## start

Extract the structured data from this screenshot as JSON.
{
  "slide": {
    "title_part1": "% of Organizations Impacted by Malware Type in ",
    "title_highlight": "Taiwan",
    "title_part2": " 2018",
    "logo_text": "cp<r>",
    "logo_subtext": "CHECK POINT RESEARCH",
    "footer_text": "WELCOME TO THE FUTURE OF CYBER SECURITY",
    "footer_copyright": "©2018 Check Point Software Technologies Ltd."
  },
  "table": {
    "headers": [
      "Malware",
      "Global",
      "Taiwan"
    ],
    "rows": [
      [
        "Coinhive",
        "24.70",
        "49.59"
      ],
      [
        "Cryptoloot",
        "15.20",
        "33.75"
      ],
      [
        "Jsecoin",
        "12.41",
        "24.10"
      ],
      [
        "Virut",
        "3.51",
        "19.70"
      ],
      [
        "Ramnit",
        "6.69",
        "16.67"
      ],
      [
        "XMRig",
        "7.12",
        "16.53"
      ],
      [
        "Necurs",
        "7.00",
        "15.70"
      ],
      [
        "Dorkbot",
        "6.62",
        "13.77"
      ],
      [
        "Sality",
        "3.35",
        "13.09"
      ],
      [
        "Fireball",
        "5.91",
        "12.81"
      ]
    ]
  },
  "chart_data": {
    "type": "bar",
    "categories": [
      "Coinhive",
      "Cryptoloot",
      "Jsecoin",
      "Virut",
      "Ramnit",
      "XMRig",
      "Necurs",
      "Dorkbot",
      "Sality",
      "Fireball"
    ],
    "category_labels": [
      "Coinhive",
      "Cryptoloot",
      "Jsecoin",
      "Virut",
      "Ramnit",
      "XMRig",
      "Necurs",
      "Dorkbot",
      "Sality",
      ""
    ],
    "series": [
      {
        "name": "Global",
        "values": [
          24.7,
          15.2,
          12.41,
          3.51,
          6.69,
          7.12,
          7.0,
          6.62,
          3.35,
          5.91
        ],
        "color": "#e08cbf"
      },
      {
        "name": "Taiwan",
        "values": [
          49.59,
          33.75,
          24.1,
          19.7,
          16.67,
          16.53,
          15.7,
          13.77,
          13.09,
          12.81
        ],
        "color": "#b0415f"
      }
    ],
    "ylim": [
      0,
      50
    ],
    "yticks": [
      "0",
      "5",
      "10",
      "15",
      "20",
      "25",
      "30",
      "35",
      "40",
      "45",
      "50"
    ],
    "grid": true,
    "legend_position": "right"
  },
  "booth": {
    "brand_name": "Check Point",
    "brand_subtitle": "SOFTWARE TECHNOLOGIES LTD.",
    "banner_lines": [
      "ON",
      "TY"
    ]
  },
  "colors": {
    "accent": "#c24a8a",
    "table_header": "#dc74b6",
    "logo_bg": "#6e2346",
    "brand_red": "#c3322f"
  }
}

## end

**Problem to solve:** Write out every record verbatim.

**Written response:**
Extract the structured data from this screenshot as JSON.
{
  "slide": {
    "title_part1": "% of Organizations Impacted by Malware Type in ",
    "title_highlight": "Taiwan",
    "title_part2": " 2018",
    "logo_text": "cp<r>",
    "logo_subtext": "CHECK POINT RESEARCH",
    "footer_text": "WELCOME TO THE FUTURE OF CYBER SECURITY",
    "footer_copyright": "©2018 Check Point Software Technologies Ltd."
  },
  "table": {
    "headers": [
      "Malware",
      "Global",
      "Taiwan"
    ],
    "rows": [
      [
        "Coinhive",
        "24.70",
        "49.59"
      ],
      [
        "Cryptoloot",
        "15.20",
        "33.75"
      ],
      [
        "Jsecoin",
        "12.41",
        "24.10"
      ],
      [
        "Virut",
        "3.51",
        "19.70"
      ],
      [
        "Ramnit",
        "6.69",
        "16.67"
      ],
      [
        "XMRig",
        "7.12",
        "16.53"
      ],
      [
        "Necurs",
        "7.00",
        "15.70"
      ],
      [
        "Dorkbot",
        "6.62",
        "13.77"
      ],
      [
        "Sality",
        "3.35",
        "13.09"
      ],
      [
        "Fireball",
        "5.91",
        "12.81"
      ]
    ]
  },
  "chart_data": {
    "type": "bar",
    "categories": [
      "Coinhive",
      "Cryptoloot",
      "Jsecoin",
      "Virut",
      "Ramnit",
      "XMRig",
      "Necurs",
      "Dorkbot",
      "Sality",
      "Fireball"
    ],
    "category_labels": [
      "Coinhive",
      "Cryptoloot",
      "Jsecoin",
      "Virut",
      "Ramnit",
      "XMRig",
      "Necurs",
      "Dorkbot",
      "Sality",
      ""
    ],
    "series": [
      {
        "name": "Global",
        "values": [
          24.7,
          15.2,
          12.41,
          3.51,
          6.69,
          7.12,
          7.0,
          6.62,
          3.35,
          5.91
        ],
        "color": "#e08cbf"
      },
      {
        "name": "Taiwan",
        "values": [
          49.59,
          33.75,
          24.1,
          19.7,
          16.67,
          16.53,
          15.7,
          13.77,
          13.09,
          12.81
        ],
        "color": "#b0415f"
      }
    ],
    "ylim": [
      0,
      50
    ],
    "yticks": [
      "0",
      "5",
      "10",
      "15",
      "20",
      "25",
      "30",
      "35",
      "40",
      "45",
      "50"
    ],
    "grid": true,
    "legend_position": "right"
  },
  "booth": {
    "brand_name": "Check Point",
    "brand_subtitle": "SOFTWARE TECHNOLOGIES LTD.",
    "banner_lines": [
      "ON",
      "TY"
    ]
  },
  "colors": {
    "accent": "#c24a8a",
    "table_header": "#dc74b6",
    "logo_bg": "#6e2346",
    "brand_red": "#c3322f"
  }
}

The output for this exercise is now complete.